You should have a card format that's a picture of the person branded in your brand, and you have some of these templates already set up for these situations, and so he knows to just put that right into that format. I'll highlight those things and say, "These are the ones that we want to repurpose for social." Comment also works too if you want to work right out of the dock, so it just depends on your process. But that's a little bit of an ad hoc way to do it.

Then brand and optimized charts and graphs for social. This is something that we did a lot at marketer hire, so shout out to Tracy for knowing to do this and doing this in the past. We often would work with Statista. We had a subscription there, so pretty much any stat that existed in the world, you could find on Statista. You would take that and then you would rebrand it in your name. You'd still give the source, the original source on there. I don't want to say plagiarize or anything, so put that source on there.

But even if you don't own the data or it's not your research, you can find the research and then you can rebrand it in a way that is appealing. Once you have those, I can talk a little bit about how you might use those for social. But I think just creating those makes you feel like a media company. Makes the blog feel yours, instead of just hacked together. Part of it is just creating the right pillar content up front, doing a lot of the work upfront is going to make all of this easier to repurpose.

All right, so BLUFs. All of this comes down to bottom line up front. This is a term used in the military. When you're sending out a memo, you want to see what's the point of this right away. They don't have time to dilly dally. There's this process of give me the bottom line up front. What's the purpose of this? That's the way you think should be thinking about all content anytime, but especially when you're repurposing. If you're doing it right, the point of the article should be in the headline, should be in the intro. If you're doing that, again, it's going to make it easier to repurpose. You're literally just taking the headline and that becomes the ad, or that becomes the social posts. Thinking about bottom line up front, am I burying the lead or is it obvious what this is about?

Then again, once you're doing the SEO content, is it scannable enough? This will give you an idea of whether or not it can be repurposed, whether or not it's ready to be repurposed for social. If it's a block of text, it's going to be harder to repurpose because you haven't done the work of making the original piece editable, or edible and scannable for your audience. You're making them do the editing for you. What I mean by this is, if you're turning those mic drop quotes into actual pull quotes, and you're turning those images into easily digestible insights? Not just the data, but again, you're putting that bottom line up front and you're saying in the headline of that graphic, this is what this graphic is showing. All of those things combined making the article very scannable from the get-go are going to make it easy for you to pull out those graphics and those quotes for social.

All right. Just a good rule of thumb is to include at least one chart or graphic in every piece that you do. A good way to think about this is B2B content. Make me better at my job at lifestyle content, B2C, D2C might be a different story. You can get away with just being inspirational, or just being funny. But for B2B, I'm really looking to be better at my job. The ways that I do that is benchmarks. Tell me where I stack up against everyone else. Tell me where I'm at now so that I know that there's a problem or I know I'm doing well. Give me examples. Give me examples of other companies that are doing it right. I think a good way of thinking about this is tear down, so we'll get to that later.

--

Please list every abbreviation that appears in the text on repurposing content.

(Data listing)
--

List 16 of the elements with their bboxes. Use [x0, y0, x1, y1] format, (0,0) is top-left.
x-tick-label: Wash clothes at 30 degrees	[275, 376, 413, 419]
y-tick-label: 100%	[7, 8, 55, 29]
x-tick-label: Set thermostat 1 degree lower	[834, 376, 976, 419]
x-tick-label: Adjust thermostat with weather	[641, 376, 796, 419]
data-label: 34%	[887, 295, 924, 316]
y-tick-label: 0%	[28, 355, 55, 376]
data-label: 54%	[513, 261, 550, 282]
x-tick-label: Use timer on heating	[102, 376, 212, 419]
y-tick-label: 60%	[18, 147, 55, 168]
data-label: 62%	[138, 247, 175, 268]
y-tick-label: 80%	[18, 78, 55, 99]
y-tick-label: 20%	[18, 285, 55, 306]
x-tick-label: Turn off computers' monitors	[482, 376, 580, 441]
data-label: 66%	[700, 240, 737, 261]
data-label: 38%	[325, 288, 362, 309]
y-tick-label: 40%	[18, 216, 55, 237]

--

Complete answer>
- BLUF
- SEO
- B2B
- B2C
- D2C